▶ _Problem details_:
Send back the entries below exactly as they appear.

▶ _Input for this task_:
__________

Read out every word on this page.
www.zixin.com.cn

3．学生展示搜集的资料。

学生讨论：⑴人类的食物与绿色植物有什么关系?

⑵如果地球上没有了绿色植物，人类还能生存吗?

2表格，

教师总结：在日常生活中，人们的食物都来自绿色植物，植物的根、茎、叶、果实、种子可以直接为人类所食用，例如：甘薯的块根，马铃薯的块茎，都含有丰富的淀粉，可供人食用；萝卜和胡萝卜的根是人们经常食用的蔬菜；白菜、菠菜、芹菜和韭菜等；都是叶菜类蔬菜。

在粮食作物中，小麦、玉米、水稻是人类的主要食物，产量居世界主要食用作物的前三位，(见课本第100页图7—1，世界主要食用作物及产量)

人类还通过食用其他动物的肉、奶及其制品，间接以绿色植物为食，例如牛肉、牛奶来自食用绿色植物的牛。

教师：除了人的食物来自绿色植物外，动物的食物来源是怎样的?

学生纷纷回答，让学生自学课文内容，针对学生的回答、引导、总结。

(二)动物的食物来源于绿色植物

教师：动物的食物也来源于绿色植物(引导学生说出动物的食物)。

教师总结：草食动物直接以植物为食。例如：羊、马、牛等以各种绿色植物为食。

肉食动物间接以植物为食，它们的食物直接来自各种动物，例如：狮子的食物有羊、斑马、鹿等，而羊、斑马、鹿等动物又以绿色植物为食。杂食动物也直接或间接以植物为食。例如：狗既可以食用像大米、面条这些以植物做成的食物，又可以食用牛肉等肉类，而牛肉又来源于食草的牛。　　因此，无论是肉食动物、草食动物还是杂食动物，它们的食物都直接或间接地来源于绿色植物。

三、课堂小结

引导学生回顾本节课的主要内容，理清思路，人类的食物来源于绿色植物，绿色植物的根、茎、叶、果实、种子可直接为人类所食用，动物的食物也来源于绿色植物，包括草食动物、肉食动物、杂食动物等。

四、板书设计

__________

▶ _Exercise output_:
Read out every word on this page.
www.zixin.com.cn

3．学生展示搜集的资料。

学生讨论：⑴人类的食物与绿色植物有什么关系?

⑵如果地球上没有了绿色植物，人类还能生存吗?

2表格，

教师总结：在日常生活中，人们的食物都来自绿色植物，植物的根、茎、叶、果实、种子可以直接为人类所食用，例如：甘薯的块根，马铃薯的块茎，都含有丰富的淀粉，可供人食用；萝卜和胡萝卜的根是人们经常食用的蔬菜；白菜、菠菜、芹菜和韭菜等；都是叶菜类蔬菜。

在粮食作物中，小麦、玉米、水稻是人类的主要食物，产量居世界主要食用作物的前三位，(见课本第100页图7—1，世界主要食用作物及产量)

人类还通过食用其他动物的肉、奶及其制品，间接以绿色植物为食，例如牛肉、牛奶来自食用绿色植物的牛。

教师：除了人的食物来自绿色植物外，动物的食物来源是怎样的?

学生纷纷回答，让学生自学课文内容，针对学生的回答、引导、总结。

(二)动物的食物来源于绿色植物

教师：动物的食物也来源于绿色植物(引导学生说出动物的食物)。

教师总结：草食动物直接以植物为食。例如：羊、马、牛等以各种绿色植物为食。

肉食动物间接以植物为食，它们的食物直接来自各种动物，例如：狮子的食物有羊、斑马、鹿等，而羊、斑马、鹿等动物又以绿色植物为食。杂食动物也直接或间接以植物为食。例如：狗既可以食用像大米、面条这些以植物做成的食物，又可以食用牛肉等肉类，而牛肉又来源于食草的牛。　　因此，无论是肉食动物、草食动物还是杂食动物，它们的食物都直接或间接地来源于绿色植物。

三、课堂小结

引导学生回顾本节课的主要内容，理清思路，人类的食物来源于绿色植物，绿色植物的根、茎、叶、果实、种子可直接为人类所食用，动物的食物也来源于绿色植物，包括草食动物、肉食动物、杂食动物等。

四、板书设计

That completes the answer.